Skip the pictures. Reproduce all other material exactly.

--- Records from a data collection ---

■ ■ ■ ■ ■ ■ ■

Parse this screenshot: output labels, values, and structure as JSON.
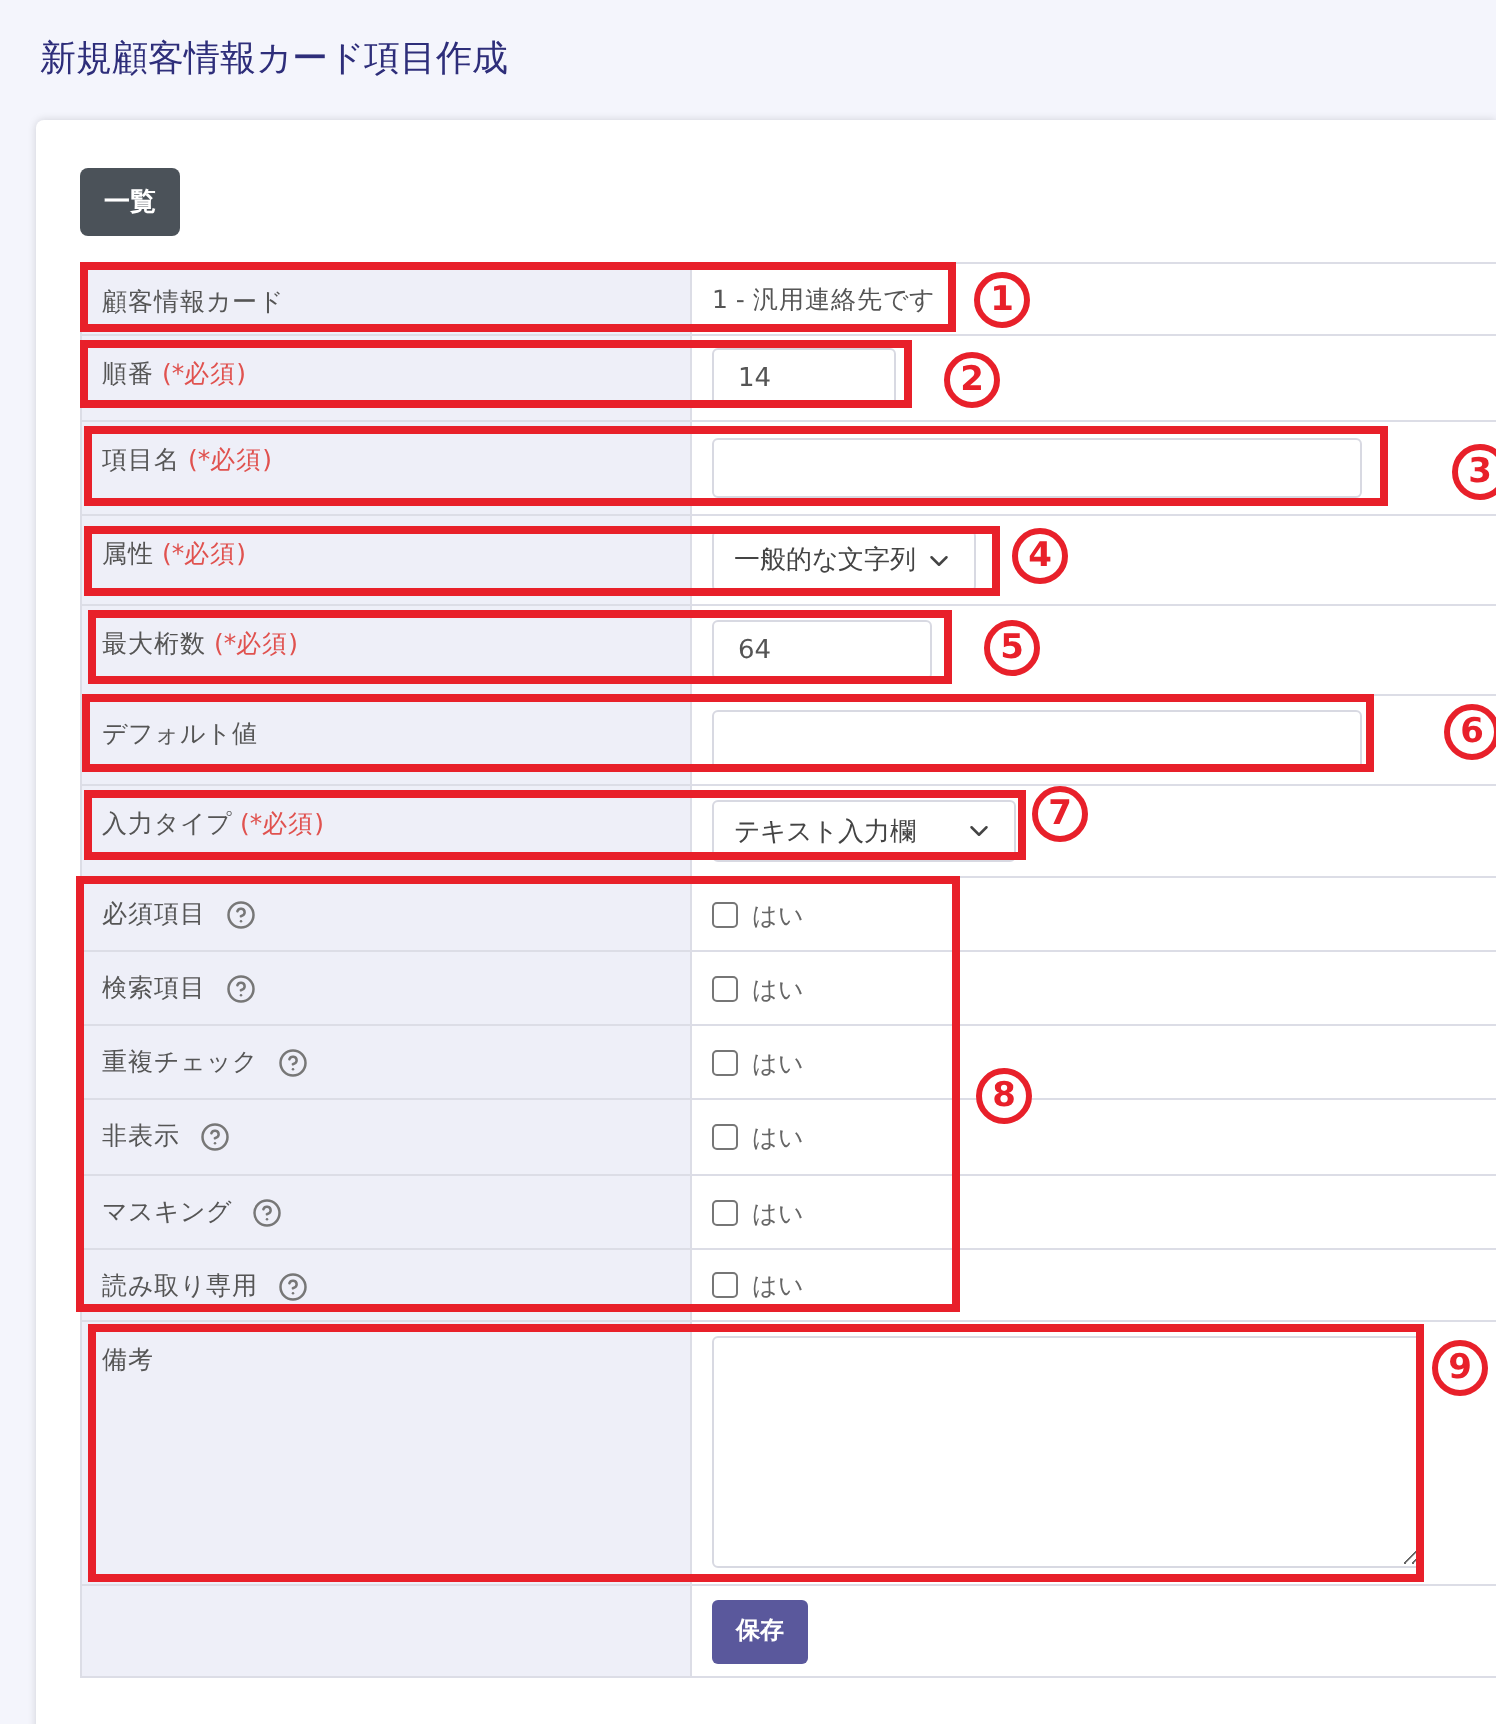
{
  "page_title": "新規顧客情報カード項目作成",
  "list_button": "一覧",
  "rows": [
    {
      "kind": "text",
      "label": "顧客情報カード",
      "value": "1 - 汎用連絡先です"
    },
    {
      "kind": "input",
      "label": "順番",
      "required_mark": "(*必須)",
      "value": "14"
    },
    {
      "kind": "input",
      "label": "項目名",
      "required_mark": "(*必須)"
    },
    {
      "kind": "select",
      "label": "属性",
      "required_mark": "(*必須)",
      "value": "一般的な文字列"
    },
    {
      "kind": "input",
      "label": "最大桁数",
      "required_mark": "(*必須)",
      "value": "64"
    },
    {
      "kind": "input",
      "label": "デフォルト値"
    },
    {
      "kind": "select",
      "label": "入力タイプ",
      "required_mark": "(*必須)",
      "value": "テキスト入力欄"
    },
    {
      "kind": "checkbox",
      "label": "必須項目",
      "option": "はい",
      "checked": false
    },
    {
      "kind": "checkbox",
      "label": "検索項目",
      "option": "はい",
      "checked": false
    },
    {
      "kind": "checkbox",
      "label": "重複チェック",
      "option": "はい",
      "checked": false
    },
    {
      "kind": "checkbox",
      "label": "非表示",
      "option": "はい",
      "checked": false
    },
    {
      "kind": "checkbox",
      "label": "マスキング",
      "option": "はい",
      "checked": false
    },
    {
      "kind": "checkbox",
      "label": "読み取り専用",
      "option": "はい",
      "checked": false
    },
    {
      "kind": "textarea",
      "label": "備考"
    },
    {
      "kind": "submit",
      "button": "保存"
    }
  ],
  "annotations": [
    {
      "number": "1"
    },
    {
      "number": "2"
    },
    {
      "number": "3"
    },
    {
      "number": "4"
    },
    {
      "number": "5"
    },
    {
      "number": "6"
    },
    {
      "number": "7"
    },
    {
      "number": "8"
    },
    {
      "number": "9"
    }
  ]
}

■ ■ ■ ■ ■ ■ ■

--- Written response ---
Parse this screenshot: output labels, values, and structure as JSON.
{
  "page_title": "新規顧客情報カード項目作成",
  "list_button": "一覧",
  "rows": [
    {
      "kind": "text",
      "label": "顧客情報カード",
      "value": "1 - 汎用連絡先です"
    },
    {
      "kind": "input",
      "label": "順番",
      "required_mark": "(*必須)",
      "value": "14"
    },
    {
      "kind": "input",
      "label": "項目名",
      "required_mark": "(*必須)"
    },
    {
      "kind": "select",
      "label": "属性",
      "required_mark": "(*必須)",
      "value": "一般的な文字列"
    },
    {
      "kind": "input",
      "label": "最大桁数",
      "required_mark": "(*必須)",
      "value": "64"
    },
    {
      "kind": "input",
      "label": "デフォルト値"
    },
    {
      "kind": "select",
      "label": "入力タイプ",
      "required_mark": "(*必須)",
      "value": "テキスト入力欄"
    },
    {
      "kind": "checkbox",
      "label": "必須項目",
      "option": "はい",
      "checked": false
    },
    {
      "kind": "checkbox",
      "label": "検索項目",
      "option": "はい",
      "checked": false
    },
    {
      "kind": "checkbox",
      "label": "重複チェック",
      "option": "はい",
      "checked": false
    },
    {
      "kind": "checkbox",
      "label": "非表示",
      "option": "はい",
      "checked": false
    },
    {
      "kind": "checkbox",
      "label": "マスキング",
      "option": "はい",
      "checked": false
    },
    {
      "kind": "checkbox",
      "label": "読み取り専用",
      "option": "はい",
      "checked": false
    },
    {
      "kind": "textarea",
      "label": "備考"
    },
    {
      "kind": "submit",
      "button": "保存"
    }
  ],
  "annotations": [
    {
      "number": "1"
    },
    {
      "number": "2"
    },
    {
      "number": "3"
    },
    {
      "number": "4"
    },
    {
      "number": "5"
    },
    {
      "number": "6"
    },
    {
      "number": "7"
    },
    {
      "number": "8"
    },
    {
      "number": "9"
    }
  ]
}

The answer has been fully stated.